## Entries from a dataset
• • • • •

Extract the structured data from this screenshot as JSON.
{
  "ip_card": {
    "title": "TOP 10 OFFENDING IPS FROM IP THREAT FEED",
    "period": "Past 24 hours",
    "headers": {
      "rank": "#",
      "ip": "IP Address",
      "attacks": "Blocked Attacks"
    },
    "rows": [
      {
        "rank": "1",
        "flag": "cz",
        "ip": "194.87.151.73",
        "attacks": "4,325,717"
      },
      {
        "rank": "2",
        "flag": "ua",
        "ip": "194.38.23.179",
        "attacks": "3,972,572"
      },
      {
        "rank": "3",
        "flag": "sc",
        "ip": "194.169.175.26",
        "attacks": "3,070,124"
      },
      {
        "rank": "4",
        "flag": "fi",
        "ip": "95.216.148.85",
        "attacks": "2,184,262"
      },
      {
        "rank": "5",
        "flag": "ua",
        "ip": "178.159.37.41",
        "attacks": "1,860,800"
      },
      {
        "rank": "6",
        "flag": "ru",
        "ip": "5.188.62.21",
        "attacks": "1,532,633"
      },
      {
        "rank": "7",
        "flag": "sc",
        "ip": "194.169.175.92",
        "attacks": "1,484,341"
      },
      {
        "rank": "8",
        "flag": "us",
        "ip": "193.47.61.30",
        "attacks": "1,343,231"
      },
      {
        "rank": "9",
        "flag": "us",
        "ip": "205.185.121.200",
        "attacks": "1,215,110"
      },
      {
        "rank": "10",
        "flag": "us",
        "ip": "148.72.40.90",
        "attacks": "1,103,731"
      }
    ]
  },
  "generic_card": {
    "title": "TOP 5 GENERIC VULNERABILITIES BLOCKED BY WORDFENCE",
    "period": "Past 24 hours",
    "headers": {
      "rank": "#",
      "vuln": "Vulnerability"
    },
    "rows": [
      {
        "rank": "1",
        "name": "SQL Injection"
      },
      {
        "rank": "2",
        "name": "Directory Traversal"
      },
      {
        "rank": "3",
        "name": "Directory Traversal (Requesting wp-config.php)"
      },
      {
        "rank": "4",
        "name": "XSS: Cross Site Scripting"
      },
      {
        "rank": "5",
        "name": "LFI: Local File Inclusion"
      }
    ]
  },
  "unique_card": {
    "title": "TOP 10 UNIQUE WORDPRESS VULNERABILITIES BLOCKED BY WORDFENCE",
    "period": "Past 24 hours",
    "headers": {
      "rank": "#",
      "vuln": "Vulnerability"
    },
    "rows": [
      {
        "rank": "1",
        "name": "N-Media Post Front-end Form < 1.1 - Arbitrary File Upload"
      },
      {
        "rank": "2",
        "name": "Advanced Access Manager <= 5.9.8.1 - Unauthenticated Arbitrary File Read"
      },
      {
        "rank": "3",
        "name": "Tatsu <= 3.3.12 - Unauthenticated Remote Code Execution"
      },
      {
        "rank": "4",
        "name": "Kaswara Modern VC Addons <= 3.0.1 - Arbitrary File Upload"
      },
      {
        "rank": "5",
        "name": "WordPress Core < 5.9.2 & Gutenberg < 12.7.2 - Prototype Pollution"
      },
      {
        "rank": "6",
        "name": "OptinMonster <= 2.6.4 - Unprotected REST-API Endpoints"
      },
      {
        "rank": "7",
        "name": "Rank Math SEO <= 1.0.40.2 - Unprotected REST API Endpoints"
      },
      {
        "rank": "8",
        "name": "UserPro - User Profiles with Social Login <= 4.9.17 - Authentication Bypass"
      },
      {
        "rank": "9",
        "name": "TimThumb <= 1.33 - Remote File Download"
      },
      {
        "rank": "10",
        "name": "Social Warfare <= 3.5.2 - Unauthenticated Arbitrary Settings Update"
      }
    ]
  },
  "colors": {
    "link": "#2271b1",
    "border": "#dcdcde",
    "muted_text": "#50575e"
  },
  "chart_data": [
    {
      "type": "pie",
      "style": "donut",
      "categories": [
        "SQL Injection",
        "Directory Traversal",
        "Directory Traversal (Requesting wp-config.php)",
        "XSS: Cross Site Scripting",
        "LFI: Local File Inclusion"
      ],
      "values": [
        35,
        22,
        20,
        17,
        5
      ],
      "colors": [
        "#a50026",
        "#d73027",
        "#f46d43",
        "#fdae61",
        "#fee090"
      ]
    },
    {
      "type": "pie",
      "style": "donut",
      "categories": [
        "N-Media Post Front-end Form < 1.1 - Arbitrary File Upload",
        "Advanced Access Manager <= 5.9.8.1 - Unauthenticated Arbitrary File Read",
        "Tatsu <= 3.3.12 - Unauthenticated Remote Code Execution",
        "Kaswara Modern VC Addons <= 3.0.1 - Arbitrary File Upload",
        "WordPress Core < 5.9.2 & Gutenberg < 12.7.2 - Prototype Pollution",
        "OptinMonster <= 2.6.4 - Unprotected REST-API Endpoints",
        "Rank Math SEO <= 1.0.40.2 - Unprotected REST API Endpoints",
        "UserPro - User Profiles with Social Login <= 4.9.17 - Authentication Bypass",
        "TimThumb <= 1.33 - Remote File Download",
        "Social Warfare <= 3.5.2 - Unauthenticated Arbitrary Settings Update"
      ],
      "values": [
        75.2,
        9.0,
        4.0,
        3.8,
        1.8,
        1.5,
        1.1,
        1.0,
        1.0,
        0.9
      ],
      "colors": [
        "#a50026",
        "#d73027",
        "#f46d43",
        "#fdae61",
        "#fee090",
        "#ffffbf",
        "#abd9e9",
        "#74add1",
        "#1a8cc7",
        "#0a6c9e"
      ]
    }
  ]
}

• • • • •

## STATED PROBLEM
Each line above must be reproduced exactly as it stands.

## TASK RESPONSE
Extract the structured data from this screenshot as JSON.
{
  "ip_card": {
    "title": "TOP 10 OFFENDING IPS FROM IP THREAT FEED",
    "period": "Past 24 hours",
    "headers": {
      "rank": "#",
      "ip": "IP Address",
      "attacks": "Blocked Attacks"
    },
    "rows": [
      {
        "rank": "1",
        "flag": "cz",
        "ip": "194.87.151.73",
        "attacks": "4,325,717"
      },
      {
        "rank": "2",
        "flag": "ua",
        "ip": "194.38.23.179",
        "attacks": "3,972,572"
      },
      {
        "rank": "3",
        "flag": "sc",
        "ip": "194.169.175.26",
        "attacks": "3,070,124"
      },
      {
        "rank": "4",
        "flag": "fi",
        "ip": "95.216.148.85",
        "attacks": "2,184,262"
      },
      {
        "rank": "5",
        "flag": "ua",
        "ip": "178.159.37.41",
        "attacks": "1,860,800"
      },
      {
        "rank": "6",
        "flag": "ru",
        "ip": "5.188.62.21",
        "attacks": "1,532,633"
      },
      {
        "rank": "7",
        "flag": "sc",
        "ip": "194.169.175.92",
        "attacks": "1,484,341"
      },
      {
        "rank": "8",
        "flag": "us",
        "ip": "193.47.61.30",
        "attacks": "1,343,231"
      },
      {
        "rank": "9",
        "flag": "us",
        "ip": "205.185.121.200",
        "attacks": "1,215,110"
      },
      {
        "rank": "10",
        "flag": "us",
        "ip": "148.72.40.90",
        "attacks": "1,103,731"
      }
    ]
  },
  "generic_card": {
    "title": "TOP 5 GENERIC VULNERABILITIES BLOCKED BY WORDFENCE",
    "period": "Past 24 hours",
    "headers": {
      "rank": "#",
      "vuln": "Vulnerability"
    },
    "rows": [
      {
        "rank": "1",
        "name": "SQL Injection"
      },
      {
        "rank": "2",
        "name": "Directory Traversal"
      },
      {
        "rank": "3",
        "name": "Directory Traversal (Requesting wp-config.php)"
      },
      {
        "rank": "4",
        "name": "XSS: Cross Site Scripting"
      },
      {
        "rank": "5",
        "name": "LFI: Local File Inclusion"
      }
    ]
  },
  "unique_card": {
    "title": "TOP 10 UNIQUE WORDPRESS VULNERABILITIES BLOCKED BY WORDFENCE",
    "period": "Past 24 hours",
    "headers": {
      "rank": "#",
      "vuln": "Vulnerability"
    },
    "rows": [
      {
        "rank": "1",
        "name": "N-Media Post Front-end Form < 1.1 - Arbitrary File Upload"
      },
      {
        "rank": "2",
        "name": "Advanced Access Manager <= 5.9.8.1 - Unauthenticated Arbitrary File Read"
      },
      {
        "rank": "3",
        "name": "Tatsu <= 3.3.12 - Unauthenticated Remote Code Execution"
      },
      {
        "rank": "4",
        "name": "Kaswara Modern VC Addons <= 3.0.1 - Arbitrary File Upload"
      },
      {
        "rank": "5",
        "name": "WordPress Core < 5.9.2 & Gutenberg < 12.7.2 - Prototype Pollution"
      },
      {
        "rank": "6",
        "name": "OptinMonster <= 2.6.4 - Unprotected REST-API Endpoints"
      },
      {
        "rank": "7",
        "name": "Rank Math SEO <= 1.0.40.2 - Unprotected REST API Endpoints"
      },
      {
        "rank": "8",
        "name": "UserPro - User Profiles with Social Login <= 4.9.17 - Authentication Bypass"
      },
      {
        "rank": "9",
        "name": "TimThumb <= 1.33 - Remote File Download"
      },
      {
        "rank": "10",
        "name": "Social Warfare <= 3.5.2 - Unauthenticated Arbitrary Settings Update"
      }
    ]
  },
  "colors": {
    "link": "#2271b1",
    "border": "#dcdcde",
    "muted_text": "#50575e"
  },
  "chart_data": [
    {
      "type": "pie",
      "style": "donut",
      "categories": [
        "SQL Injection",
        "Directory Traversal",
        "Directory Traversal (Requesting wp-config.php)",
        "XSS: Cross Site Scripting",
        "LFI: Local File Inclusion"
      ],
      "values": [
        35,
        22,
        20,
        17,
        5
      ],
      "colors": [
        "#a50026",
        "#d73027",
        "#f46d43",
        "#fdae61",
        "#fee090"
      ]
    },
    {
      "type": "pie",
      "style": "donut",
      "categories": [
        "N-Media Post Front-end Form < 1.1 - Arbitrary File Upload",
        "Advanced Access Manager <= 5.9.8.1 - Unauthenticated Arbitrary File Read",
        "Tatsu <= 3.3.12 - Unauthenticated Remote Code Execution",
        "Kaswara Modern VC Addons <= 3.0.1 - Arbitrary File Upload",
        "WordPress Core < 5.9.2 & Gutenberg < 12.7.2 - Prototype Pollution",
        "OptinMonster <= 2.6.4 - Unprotected REST-API Endpoints",
        "Rank Math SEO <= 1.0.40.2 - Unprotected REST API Endpoints",
        "UserPro - User Profiles with Social Login <= 4.9.17 - Authentication Bypass",
        "TimThumb <= 1.33 - Remote File Download",
        "Social Warfare <= 3.5.2 - Unauthenticated Arbitrary Settings Update"
      ],
      "values": [
        75.2,
        9.0,
        4.0,
        3.8,
        1.8,
        1.5,
        1.1,
        1.0,
        1.0,
        0.9
      ],
      "colors": [
        "#a50026",
        "#d73027",
        "#f46d43",
        "#fdae61",
        "#fee090",
        "#ffffbf",
        "#abd9e9",
        "#74add1",
        "#1a8cc7",
        "#0a6c9e"
      ]
    }
  ]
}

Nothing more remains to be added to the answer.